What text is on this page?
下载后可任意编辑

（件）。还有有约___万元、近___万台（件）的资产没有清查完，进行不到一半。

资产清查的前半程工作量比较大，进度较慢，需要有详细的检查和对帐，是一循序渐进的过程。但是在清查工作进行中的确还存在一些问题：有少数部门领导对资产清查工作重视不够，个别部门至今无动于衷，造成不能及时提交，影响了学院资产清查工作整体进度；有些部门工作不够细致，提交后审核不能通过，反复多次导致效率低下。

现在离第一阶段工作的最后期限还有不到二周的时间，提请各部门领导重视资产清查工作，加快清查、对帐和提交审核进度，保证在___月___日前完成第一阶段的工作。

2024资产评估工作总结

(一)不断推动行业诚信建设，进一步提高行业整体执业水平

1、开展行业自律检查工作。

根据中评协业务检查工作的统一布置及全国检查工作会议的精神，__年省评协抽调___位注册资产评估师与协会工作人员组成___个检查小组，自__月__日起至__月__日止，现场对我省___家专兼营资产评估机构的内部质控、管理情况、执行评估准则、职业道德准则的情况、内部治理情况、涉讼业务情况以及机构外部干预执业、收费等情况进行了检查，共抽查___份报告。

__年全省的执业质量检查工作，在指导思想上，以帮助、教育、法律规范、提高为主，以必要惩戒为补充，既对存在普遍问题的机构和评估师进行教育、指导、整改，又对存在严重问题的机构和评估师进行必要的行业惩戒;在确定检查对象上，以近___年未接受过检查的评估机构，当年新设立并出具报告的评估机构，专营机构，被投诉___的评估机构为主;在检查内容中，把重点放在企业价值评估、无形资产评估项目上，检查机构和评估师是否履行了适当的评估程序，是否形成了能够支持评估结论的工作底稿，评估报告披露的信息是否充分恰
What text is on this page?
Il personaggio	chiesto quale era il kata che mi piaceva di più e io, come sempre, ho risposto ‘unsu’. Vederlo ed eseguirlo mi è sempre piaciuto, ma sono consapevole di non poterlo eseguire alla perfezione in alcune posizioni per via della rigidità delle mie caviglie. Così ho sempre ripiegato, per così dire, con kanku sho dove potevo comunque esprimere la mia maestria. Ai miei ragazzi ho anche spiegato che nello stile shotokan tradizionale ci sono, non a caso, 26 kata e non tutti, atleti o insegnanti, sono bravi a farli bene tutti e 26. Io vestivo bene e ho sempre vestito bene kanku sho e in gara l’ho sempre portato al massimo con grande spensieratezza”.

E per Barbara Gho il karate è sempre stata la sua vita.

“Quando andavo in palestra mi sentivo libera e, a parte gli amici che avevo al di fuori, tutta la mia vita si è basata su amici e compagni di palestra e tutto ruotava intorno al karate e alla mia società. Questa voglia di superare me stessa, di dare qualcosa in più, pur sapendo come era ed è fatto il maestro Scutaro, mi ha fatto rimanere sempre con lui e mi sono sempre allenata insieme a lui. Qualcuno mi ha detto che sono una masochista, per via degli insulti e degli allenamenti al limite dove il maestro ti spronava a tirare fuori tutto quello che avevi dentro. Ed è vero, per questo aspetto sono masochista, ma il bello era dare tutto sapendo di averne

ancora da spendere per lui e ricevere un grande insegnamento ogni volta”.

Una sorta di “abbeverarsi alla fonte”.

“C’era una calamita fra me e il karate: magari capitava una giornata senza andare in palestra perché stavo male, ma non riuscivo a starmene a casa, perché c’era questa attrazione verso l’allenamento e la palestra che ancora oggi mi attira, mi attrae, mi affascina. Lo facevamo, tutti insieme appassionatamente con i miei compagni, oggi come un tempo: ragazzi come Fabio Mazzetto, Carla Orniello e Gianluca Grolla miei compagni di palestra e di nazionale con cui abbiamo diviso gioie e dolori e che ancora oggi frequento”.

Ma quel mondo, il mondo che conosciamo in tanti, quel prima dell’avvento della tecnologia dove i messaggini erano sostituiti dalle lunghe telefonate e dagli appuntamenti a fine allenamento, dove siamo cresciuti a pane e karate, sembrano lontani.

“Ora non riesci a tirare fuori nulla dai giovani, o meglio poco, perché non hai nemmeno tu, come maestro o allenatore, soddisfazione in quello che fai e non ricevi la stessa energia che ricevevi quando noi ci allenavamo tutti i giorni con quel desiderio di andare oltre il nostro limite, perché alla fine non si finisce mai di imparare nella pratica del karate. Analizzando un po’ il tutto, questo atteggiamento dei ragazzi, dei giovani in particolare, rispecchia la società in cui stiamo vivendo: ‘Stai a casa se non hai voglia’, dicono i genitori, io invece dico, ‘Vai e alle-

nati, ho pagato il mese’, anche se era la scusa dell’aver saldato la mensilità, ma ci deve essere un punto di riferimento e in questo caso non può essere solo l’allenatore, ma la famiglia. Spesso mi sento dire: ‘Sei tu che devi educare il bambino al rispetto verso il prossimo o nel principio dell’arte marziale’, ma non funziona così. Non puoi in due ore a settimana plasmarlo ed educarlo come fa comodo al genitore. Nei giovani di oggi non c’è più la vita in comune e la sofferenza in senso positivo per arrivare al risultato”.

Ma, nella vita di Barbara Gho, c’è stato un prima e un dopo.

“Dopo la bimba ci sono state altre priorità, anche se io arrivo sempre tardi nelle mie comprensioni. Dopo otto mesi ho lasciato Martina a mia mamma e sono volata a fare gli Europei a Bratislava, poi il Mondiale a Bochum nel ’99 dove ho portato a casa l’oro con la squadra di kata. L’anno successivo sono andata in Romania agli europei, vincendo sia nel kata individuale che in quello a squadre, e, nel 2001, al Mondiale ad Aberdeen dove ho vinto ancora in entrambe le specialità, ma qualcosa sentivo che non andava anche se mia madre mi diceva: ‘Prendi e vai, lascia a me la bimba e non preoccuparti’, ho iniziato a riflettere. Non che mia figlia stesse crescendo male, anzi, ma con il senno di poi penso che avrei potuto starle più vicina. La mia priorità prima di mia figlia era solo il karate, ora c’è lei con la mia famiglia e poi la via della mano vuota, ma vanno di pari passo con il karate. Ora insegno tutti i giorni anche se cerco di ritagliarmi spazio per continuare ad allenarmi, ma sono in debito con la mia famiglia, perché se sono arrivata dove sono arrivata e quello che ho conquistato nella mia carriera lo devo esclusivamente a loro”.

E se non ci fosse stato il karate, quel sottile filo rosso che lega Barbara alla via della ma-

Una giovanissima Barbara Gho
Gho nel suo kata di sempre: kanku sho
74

YOUR TASK: Wherever the word "kanku" occurs in a line of the listing, copy that line.

TASK RESPONSE:
Il personaggio	chiesto quale era il kata che mi piaceva di più e io, come sempre, ho risposto ‘unsu’. Vederlo ed eseguirlo mi è sempre piaciuto, ma sono consapevole di non poterlo eseguire alla perfezione in alcune posizioni per via della rigidità delle mie caviglie. Così ho sempre ripiegato, per così dire, con kanku sho dove potevo comunque esprimere la mia maestria. Ai miei ragazzi ho anche spiegato che nello stile shotokan tradizionale ci sono, non a caso, 26 kata e non tutti, atleti o insegnanti, sono bravi a farli bene tutti e 26. Io vestivo bene e ho sempre vestito bene kanku sho e in gara l’ho sempre portato al massimo con grande spensieratezza”.
Gho nel suo kata di sempre: kanku sho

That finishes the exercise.